SHORT PROBLEM:
Find each line with the string "JSON" and report it.

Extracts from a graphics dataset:
===============
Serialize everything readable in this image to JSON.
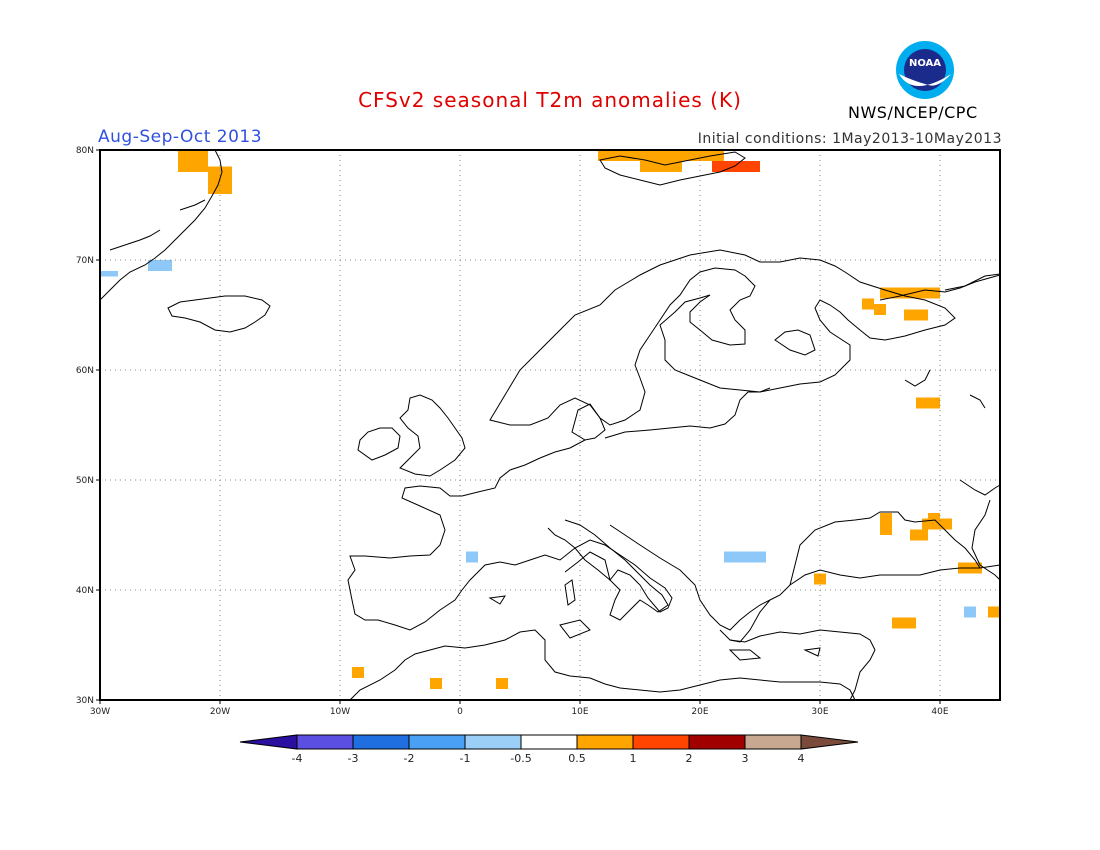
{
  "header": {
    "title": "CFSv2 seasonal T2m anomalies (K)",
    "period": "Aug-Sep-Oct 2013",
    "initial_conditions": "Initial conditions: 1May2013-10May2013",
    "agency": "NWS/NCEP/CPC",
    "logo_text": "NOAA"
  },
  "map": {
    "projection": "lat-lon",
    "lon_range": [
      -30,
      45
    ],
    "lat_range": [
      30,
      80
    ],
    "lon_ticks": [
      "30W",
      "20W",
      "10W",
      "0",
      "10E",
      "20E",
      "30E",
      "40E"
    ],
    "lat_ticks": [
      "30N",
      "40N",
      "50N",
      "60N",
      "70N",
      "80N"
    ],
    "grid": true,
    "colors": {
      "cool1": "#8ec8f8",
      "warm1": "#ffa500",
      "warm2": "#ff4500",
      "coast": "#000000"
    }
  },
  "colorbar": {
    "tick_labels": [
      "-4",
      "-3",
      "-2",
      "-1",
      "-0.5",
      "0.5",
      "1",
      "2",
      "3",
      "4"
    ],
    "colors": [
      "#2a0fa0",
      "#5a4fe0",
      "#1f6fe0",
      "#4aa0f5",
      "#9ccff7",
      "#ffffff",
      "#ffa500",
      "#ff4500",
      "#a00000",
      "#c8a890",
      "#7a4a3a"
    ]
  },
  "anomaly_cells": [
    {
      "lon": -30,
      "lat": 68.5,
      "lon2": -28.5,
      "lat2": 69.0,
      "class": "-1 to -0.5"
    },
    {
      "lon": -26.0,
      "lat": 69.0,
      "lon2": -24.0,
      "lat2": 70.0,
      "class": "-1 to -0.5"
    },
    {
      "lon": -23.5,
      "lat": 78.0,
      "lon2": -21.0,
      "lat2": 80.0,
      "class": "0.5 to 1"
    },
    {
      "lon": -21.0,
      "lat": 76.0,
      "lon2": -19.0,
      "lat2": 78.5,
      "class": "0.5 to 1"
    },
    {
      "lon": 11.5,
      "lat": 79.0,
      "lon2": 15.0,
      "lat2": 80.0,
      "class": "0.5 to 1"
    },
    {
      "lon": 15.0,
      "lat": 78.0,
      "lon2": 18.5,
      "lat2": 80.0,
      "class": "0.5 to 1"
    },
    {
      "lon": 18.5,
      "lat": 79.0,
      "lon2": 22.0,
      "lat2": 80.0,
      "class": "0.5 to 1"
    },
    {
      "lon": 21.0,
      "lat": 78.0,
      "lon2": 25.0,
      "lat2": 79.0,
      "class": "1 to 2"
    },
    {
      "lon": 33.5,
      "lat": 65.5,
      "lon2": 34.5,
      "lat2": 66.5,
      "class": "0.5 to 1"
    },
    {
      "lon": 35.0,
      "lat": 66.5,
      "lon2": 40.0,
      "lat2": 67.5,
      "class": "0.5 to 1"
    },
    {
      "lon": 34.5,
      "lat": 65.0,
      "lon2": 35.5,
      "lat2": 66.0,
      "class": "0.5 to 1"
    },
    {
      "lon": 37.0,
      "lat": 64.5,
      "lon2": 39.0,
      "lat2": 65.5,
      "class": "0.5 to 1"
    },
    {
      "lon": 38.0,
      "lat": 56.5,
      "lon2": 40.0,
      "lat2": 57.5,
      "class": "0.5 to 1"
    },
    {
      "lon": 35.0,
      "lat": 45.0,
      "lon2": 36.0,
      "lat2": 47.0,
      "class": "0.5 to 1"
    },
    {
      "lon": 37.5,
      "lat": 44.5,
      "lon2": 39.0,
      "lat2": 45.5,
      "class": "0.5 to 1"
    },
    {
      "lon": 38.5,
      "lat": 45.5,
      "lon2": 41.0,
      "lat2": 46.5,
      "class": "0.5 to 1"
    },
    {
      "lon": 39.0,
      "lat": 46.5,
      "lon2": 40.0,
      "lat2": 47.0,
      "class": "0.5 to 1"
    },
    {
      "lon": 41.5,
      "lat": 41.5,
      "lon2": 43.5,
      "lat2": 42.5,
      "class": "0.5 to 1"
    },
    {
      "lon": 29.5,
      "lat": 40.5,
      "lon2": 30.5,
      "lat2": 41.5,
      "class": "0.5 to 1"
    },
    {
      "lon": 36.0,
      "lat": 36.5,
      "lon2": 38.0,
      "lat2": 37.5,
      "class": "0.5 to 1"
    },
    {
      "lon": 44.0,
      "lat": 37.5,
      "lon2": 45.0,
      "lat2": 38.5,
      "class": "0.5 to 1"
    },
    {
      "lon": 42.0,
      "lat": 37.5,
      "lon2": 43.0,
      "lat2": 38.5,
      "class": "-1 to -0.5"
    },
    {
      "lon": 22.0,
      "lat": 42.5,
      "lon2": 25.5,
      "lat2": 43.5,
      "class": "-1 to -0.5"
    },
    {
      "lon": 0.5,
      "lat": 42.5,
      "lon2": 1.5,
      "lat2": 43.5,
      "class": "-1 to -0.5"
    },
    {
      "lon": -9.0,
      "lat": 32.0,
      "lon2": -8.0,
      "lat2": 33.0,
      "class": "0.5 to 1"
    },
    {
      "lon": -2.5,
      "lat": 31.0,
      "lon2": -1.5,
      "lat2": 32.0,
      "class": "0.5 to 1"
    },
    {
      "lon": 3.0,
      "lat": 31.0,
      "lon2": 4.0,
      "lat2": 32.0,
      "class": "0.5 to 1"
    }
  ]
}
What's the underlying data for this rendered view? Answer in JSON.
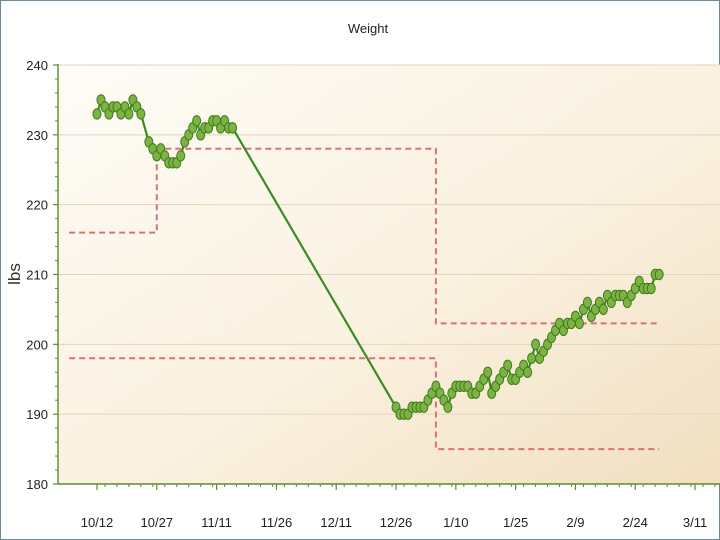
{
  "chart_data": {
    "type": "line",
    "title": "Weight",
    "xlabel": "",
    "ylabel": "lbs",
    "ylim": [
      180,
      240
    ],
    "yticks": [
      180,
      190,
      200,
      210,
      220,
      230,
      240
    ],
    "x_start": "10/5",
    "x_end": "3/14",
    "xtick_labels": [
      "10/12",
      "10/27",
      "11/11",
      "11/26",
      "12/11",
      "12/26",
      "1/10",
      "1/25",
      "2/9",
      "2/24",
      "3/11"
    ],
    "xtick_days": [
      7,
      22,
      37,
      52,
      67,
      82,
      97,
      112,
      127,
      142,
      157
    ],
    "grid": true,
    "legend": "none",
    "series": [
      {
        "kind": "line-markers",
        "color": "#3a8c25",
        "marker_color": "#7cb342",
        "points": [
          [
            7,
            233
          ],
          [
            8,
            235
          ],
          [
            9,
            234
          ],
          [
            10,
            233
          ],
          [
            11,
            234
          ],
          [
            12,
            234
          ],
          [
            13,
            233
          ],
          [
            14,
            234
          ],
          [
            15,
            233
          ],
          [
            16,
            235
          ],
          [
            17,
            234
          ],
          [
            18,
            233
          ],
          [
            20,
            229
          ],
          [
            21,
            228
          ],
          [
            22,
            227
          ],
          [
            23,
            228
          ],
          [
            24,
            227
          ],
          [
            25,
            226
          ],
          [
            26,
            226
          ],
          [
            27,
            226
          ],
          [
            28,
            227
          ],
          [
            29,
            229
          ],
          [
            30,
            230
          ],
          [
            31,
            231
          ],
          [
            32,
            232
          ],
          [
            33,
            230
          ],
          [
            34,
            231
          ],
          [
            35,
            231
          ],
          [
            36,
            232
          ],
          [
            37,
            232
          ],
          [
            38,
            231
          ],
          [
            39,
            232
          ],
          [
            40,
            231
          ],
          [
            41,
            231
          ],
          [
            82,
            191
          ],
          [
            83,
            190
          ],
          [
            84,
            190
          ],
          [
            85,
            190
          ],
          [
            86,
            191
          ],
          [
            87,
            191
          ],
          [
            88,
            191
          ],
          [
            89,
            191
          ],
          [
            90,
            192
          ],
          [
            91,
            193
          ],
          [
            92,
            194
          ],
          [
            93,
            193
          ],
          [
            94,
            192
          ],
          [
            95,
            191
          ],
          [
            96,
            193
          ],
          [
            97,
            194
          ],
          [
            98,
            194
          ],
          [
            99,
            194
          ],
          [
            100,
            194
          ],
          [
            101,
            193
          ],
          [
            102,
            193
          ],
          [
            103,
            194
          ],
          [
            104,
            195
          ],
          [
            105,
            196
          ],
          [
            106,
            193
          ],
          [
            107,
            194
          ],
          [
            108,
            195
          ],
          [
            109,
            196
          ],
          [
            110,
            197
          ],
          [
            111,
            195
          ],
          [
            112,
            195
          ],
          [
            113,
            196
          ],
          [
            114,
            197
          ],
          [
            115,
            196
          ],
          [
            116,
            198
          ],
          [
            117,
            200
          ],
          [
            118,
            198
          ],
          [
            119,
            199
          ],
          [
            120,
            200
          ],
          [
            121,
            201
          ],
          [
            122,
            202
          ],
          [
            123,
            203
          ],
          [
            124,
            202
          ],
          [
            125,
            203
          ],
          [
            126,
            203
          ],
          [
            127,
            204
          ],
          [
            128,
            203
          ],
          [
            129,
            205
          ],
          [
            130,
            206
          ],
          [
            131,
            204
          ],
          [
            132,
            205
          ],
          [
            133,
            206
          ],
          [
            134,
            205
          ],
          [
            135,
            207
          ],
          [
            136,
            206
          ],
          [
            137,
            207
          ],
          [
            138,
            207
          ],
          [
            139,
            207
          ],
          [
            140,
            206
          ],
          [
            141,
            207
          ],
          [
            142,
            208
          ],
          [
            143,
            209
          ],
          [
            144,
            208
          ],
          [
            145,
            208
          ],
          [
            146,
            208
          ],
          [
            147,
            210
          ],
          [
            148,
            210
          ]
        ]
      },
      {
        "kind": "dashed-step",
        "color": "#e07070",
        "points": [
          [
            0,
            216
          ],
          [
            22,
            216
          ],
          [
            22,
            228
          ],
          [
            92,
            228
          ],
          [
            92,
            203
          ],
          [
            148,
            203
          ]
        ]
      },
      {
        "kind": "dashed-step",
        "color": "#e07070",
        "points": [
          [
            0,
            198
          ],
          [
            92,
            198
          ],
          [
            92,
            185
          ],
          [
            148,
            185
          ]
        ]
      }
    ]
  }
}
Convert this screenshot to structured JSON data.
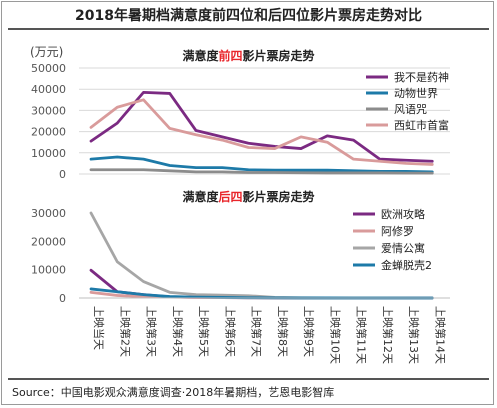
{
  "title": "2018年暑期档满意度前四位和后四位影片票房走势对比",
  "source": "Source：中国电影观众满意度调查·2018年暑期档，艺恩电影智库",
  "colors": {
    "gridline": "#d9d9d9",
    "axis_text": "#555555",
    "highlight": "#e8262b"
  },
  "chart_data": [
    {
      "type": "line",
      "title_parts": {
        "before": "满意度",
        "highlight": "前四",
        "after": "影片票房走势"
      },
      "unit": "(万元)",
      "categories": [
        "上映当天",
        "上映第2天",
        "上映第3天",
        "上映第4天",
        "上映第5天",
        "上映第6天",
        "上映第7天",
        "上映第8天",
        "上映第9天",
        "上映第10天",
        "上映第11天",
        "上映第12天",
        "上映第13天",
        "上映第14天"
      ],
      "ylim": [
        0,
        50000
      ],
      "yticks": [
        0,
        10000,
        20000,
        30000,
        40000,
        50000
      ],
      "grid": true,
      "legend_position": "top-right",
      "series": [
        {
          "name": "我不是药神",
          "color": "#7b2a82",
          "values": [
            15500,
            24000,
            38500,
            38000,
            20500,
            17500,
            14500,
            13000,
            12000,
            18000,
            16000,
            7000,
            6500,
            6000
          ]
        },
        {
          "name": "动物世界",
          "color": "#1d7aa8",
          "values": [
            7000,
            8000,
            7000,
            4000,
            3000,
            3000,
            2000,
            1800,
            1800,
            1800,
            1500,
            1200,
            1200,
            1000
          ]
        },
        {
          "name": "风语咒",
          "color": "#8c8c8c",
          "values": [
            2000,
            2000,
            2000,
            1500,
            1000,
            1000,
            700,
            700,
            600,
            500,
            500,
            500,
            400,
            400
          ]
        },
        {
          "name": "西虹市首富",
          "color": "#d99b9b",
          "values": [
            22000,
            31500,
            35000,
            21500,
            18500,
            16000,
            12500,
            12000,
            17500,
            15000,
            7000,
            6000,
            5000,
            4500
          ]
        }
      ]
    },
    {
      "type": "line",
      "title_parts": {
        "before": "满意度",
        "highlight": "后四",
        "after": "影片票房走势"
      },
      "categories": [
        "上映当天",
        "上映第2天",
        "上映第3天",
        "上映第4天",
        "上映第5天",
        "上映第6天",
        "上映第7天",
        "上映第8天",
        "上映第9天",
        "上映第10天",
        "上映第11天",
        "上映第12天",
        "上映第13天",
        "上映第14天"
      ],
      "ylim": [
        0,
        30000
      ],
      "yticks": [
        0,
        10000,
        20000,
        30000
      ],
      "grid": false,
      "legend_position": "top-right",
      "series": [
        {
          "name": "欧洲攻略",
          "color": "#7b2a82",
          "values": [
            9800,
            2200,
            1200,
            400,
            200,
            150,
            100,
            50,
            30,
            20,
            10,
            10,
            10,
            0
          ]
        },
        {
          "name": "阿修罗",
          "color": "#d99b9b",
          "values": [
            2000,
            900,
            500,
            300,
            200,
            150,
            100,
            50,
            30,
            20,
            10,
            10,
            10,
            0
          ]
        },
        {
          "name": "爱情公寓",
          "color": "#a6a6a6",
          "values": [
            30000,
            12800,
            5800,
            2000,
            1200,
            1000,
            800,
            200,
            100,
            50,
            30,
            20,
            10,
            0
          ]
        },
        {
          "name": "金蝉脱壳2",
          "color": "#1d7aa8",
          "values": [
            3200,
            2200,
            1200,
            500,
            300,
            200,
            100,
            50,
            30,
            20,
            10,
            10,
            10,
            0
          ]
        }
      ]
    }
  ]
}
===============
THE RESULT:
Serialize everything readable in this image to JSON.
What's the underlying data for this rendered view? Answer in JSON.
Convert this screenshot to structured JSON data.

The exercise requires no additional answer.